**Directions:** Every line that contains the word "different" should be copied out.

**Records supplied:**

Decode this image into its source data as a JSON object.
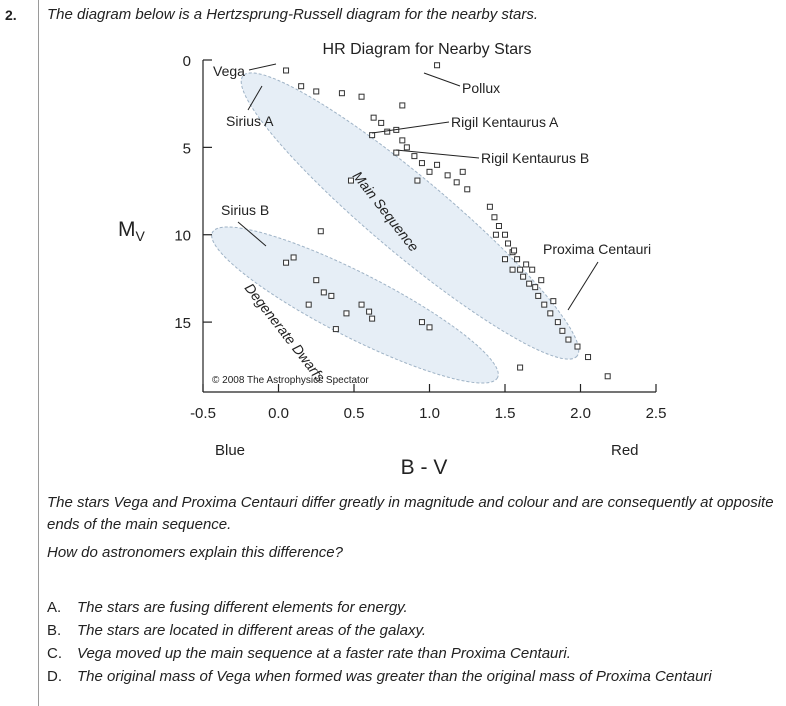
{
  "question": {
    "number": "2.",
    "intro": "The diagram below is a Hertzsprung-Russell diagram for the nearby stars.",
    "statement": "The stars Vega and Proxima Centauri differ greatly in magnitude and colour and are consequently at opposite ends of the main sequence.",
    "prompt": "How do astronomers explain this difference?",
    "options": [
      {
        "letter": "A.",
        "text": "The stars are fusing different elements for energy."
      },
      {
        "letter": "B.",
        "text": "The stars are located in different areas of the galaxy."
      },
      {
        "letter": "C.",
        "text": "Vega moved up the main sequence at a faster rate than Proxima Centauri."
      },
      {
        "letter": "D.",
        "text": "The original mass of Vega when formed was greater than the original mass of Proxima Centauri"
      }
    ]
  },
  "chart_data": {
    "type": "scatter",
    "title": "HR Diagram for Nearby Stars",
    "xlabel": "B - V",
    "ylabel": "Mv",
    "x_ticks": [
      "-0.5",
      "0.0",
      "0.5",
      "1.0",
      "1.5",
      "2.0",
      "2.5"
    ],
    "y_ticks": [
      "0",
      "5",
      "10",
      "15"
    ],
    "xlim": [
      -0.5,
      2.5
    ],
    "ylim": [
      0,
      19
    ],
    "y_inverted": true,
    "x_end_labels": {
      "left": "Blue",
      "right": "Red"
    },
    "regions": [
      {
        "label": "Main Sequence"
      },
      {
        "label": "Degenerate Dwarfs"
      }
    ],
    "annotations": [
      {
        "label": "Vega",
        "x": 0.05,
        "y": 0.8
      },
      {
        "label": "Pollux",
        "x": 1.0,
        "y": 2.0
      },
      {
        "label": "Sirius A",
        "x": 0.0,
        "y": 1.4
      },
      {
        "label": "Rigil Kentaurus A",
        "x": 0.7,
        "y": 4.4
      },
      {
        "label": "Rigil Kentaurus B",
        "x": 0.9,
        "y": 5.8
      },
      {
        "label": "Sirius B",
        "x": -0.05,
        "y": 11.4
      },
      {
        "label": "Proxima Centauri",
        "x": 1.9,
        "y": 15.4
      }
    ],
    "copyright": "© 2008 The Astrophysics Spectator",
    "points": [
      {
        "x": 0.05,
        "y": 0.6
      },
      {
        "x": 0.15,
        "y": 1.5
      },
      {
        "x": 0.25,
        "y": 1.8
      },
      {
        "x": 0.42,
        "y": 1.9
      },
      {
        "x": 0.55,
        "y": 2.1
      },
      {
        "x": 0.82,
        "y": 2.6
      },
      {
        "x": 1.05,
        "y": 0.3
      },
      {
        "x": 0.63,
        "y": 3.3
      },
      {
        "x": 0.68,
        "y": 3.6
      },
      {
        "x": 0.72,
        "y": 4.1
      },
      {
        "x": 0.78,
        "y": 4.0
      },
      {
        "x": 0.62,
        "y": 4.3
      },
      {
        "x": 0.82,
        "y": 4.6
      },
      {
        "x": 0.85,
        "y": 5.0
      },
      {
        "x": 0.78,
        "y": 5.3
      },
      {
        "x": 0.9,
        "y": 5.5
      },
      {
        "x": 0.95,
        "y": 5.9
      },
      {
        "x": 1.0,
        "y": 6.4
      },
      {
        "x": 1.05,
        "y": 6.0
      },
      {
        "x": 1.12,
        "y": 6.6
      },
      {
        "x": 1.18,
        "y": 7.0
      },
      {
        "x": 1.22,
        "y": 6.4
      },
      {
        "x": 1.25,
        "y": 7.4
      },
      {
        "x": 0.92,
        "y": 6.9
      },
      {
        "x": 0.48,
        "y": 6.9
      },
      {
        "x": 1.4,
        "y": 8.4
      },
      {
        "x": 1.43,
        "y": 9.0
      },
      {
        "x": 1.46,
        "y": 9.5
      },
      {
        "x": 1.5,
        "y": 10.0
      },
      {
        "x": 1.52,
        "y": 10.5
      },
      {
        "x": 1.55,
        "y": 11.0
      },
      {
        "x": 1.58,
        "y": 11.4
      },
      {
        "x": 1.6,
        "y": 12.0
      },
      {
        "x": 1.62,
        "y": 12.4
      },
      {
        "x": 1.66,
        "y": 12.8
      },
      {
        "x": 1.7,
        "y": 13.0
      },
      {
        "x": 1.72,
        "y": 13.5
      },
      {
        "x": 1.76,
        "y": 14.0
      },
      {
        "x": 1.8,
        "y": 14.5
      },
      {
        "x": 1.85,
        "y": 15.0
      },
      {
        "x": 1.88,
        "y": 15.5
      },
      {
        "x": 1.92,
        "y": 16.0
      },
      {
        "x": 1.98,
        "y": 16.4
      },
      {
        "x": 2.05,
        "y": 17.0
      },
      {
        "x": 1.56,
        "y": 10.9
      },
      {
        "x": 1.64,
        "y": 11.7
      },
      {
        "x": 1.5,
        "y": 11.4
      },
      {
        "x": 1.68,
        "y": 12.0
      },
      {
        "x": 1.74,
        "y": 12.6
      },
      {
        "x": 1.82,
        "y": 13.8
      },
      {
        "x": 1.44,
        "y": 10.0
      },
      {
        "x": 2.18,
        "y": 18.1
      },
      {
        "x": 1.6,
        "y": 17.6
      },
      {
        "x": 1.55,
        "y": 12.0
      },
      {
        "x": 0.05,
        "y": 11.6
      },
      {
        "x": 0.1,
        "y": 11.3
      },
      {
        "x": 0.25,
        "y": 12.6
      },
      {
        "x": 0.3,
        "y": 13.3
      },
      {
        "x": 0.35,
        "y": 13.5
      },
      {
        "x": 0.2,
        "y": 14.0
      },
      {
        "x": 0.55,
        "y": 14.0
      },
      {
        "x": 0.6,
        "y": 14.4
      },
      {
        "x": 0.62,
        "y": 14.8
      },
      {
        "x": 0.45,
        "y": 14.5
      },
      {
        "x": 0.95,
        "y": 15.0
      },
      {
        "x": 1.0,
        "y": 15.3
      },
      {
        "x": 0.38,
        "y": 15.4
      },
      {
        "x": 0.28,
        "y": 9.8
      }
    ]
  }
}
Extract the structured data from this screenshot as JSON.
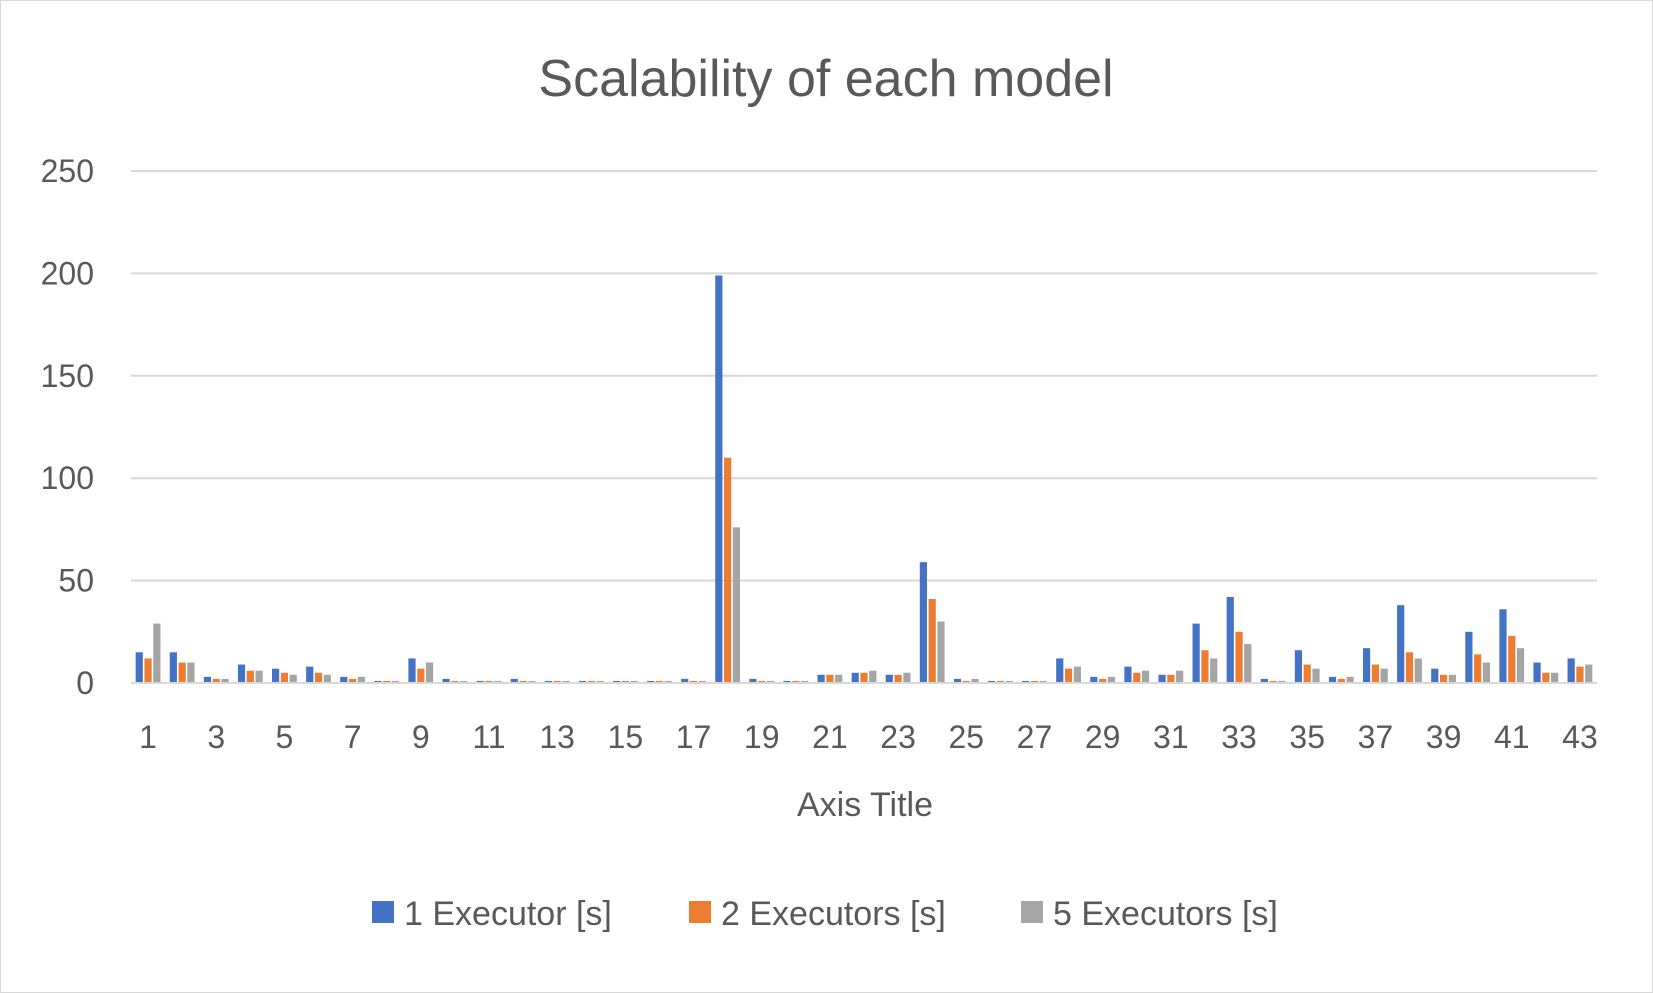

**Output:**
        "text": "The stars are fusing different elements for energy."
        "text": "The stars are located in different areas of the galaxy."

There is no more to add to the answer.